--- BEGIN RECORDS TO USE ---
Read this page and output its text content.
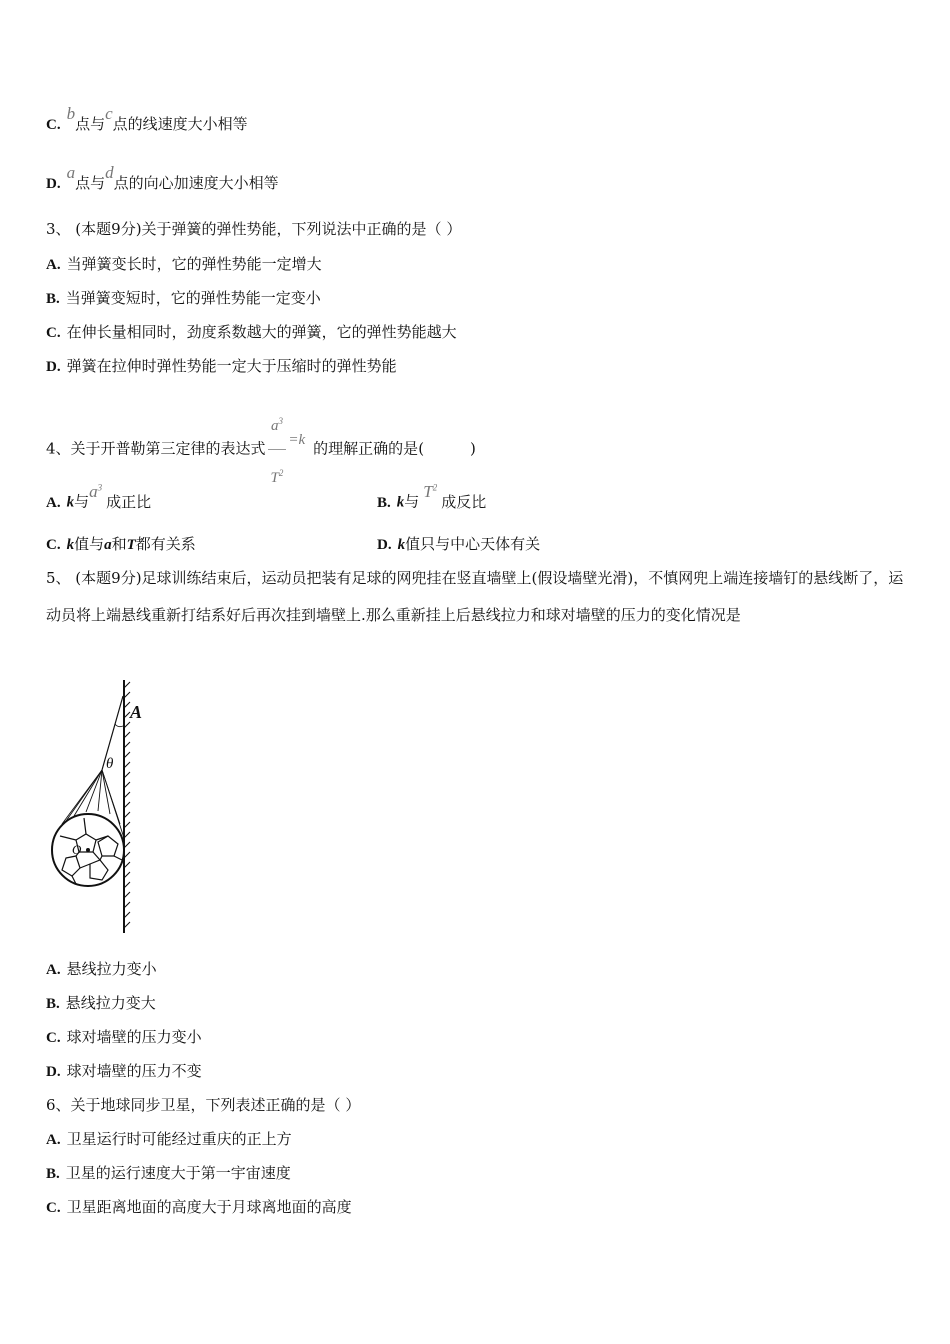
C.b点与c点的线速度大小相等
D.a点与d点的向心加速度大小相等
3、 (本题9分)关于弹簧的弹性势能，下列说法中正确的是（ ）
A. 当弹簧变长时，它的弹性势能一定增大
B. 当弹簧变短时，它的弹性势能一定变小
C. 在伸长量相同时，劲度系数越大的弹簧，它的弹性势能越大
D. 弹簧在拉伸时弹性势能一定大于压缩时的弹性势能
4、关于开普勒第三定律的表达式 $\frac{a^3}{T^2} =k$ 的理解正确的是(	)
A. k与$a^3$成正比	B. k与$T^2$成反比
C. k值与a和T都有关系	D. k值只与中心天体有关
5、 (本题9分)足球训练结束后，运动员把装有足球的网兜挂在竖直墙壁上(假设墙壁光滑)，不慎网兜上端连接墙钉的悬线断了，运动员将上端悬线重新打结系好后再次挂到墙壁上.那么重新挂上后悬线拉力和球对墙壁的压力的变化情况是
A
θ
O
A. 悬线拉力变小
B. 悬线拉力变大
C. 球对墙壁的压力变小
D. 球对墙壁的压力不变
6、关于地球同步卫星，下列表述正确的是（ ）
A. 卫星运行时可能经过重庆的正上方
B. 卫星的运行速度大于第一宇宙速度
C. 卫星距离地面的高度大于月球离地面的高度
--- END RECORDS TO USE ---
◆ **STATED EXERCISE**: Set down the lines of the records above exactly, apart from the pictures.

◆ **RESPONSE FOR THIS EXERCISE**:
Read this page and output its text content.
C.b点与c点的线速度大小相等
D.a点与d点的向心加速度大小相等
3、 (本题9分)关于弹簧的弹性势能，下列说法中正确的是（ ）
A. 当弹簧变长时，它的弹性势能一定增大
B. 当弹簧变短时，它的弹性势能一定变小
C. 在伸长量相同时，劲度系数越大的弹簧，它的弹性势能越大
D. 弹簧在拉伸时弹性势能一定大于压缩时的弹性势能
4、关于开普勒第三定律的表达式 $\frac{a^3}{T^2} =k$ 的理解正确的是(	)
A. k与$a^3$成正比	B. k与$T^2$成反比
C. k值与a和T都有关系	D. k值只与中心天体有关
5、 (本题9分)足球训练结束后，运动员把装有足球的网兜挂在竖直墙壁上(假设墙壁光滑)，不慎网兜上端连接墙钉的悬线断了，运动员将上端悬线重新打结系好后再次挂到墙壁上.那么重新挂上后悬线拉力和球对墙壁的压力的变化情况是
A
θ
O
A. 悬线拉力变小
B. 悬线拉力变大
C. 球对墙壁的压力变小
D. 球对墙壁的压力不变
6、关于地球同步卫星，下列表述正确的是（ ）
A. 卫星运行时可能经过重庆的正上方
B. 卫星的运行速度大于第一宇宙速度
C. 卫星距离地面的高度大于月球离地面的高度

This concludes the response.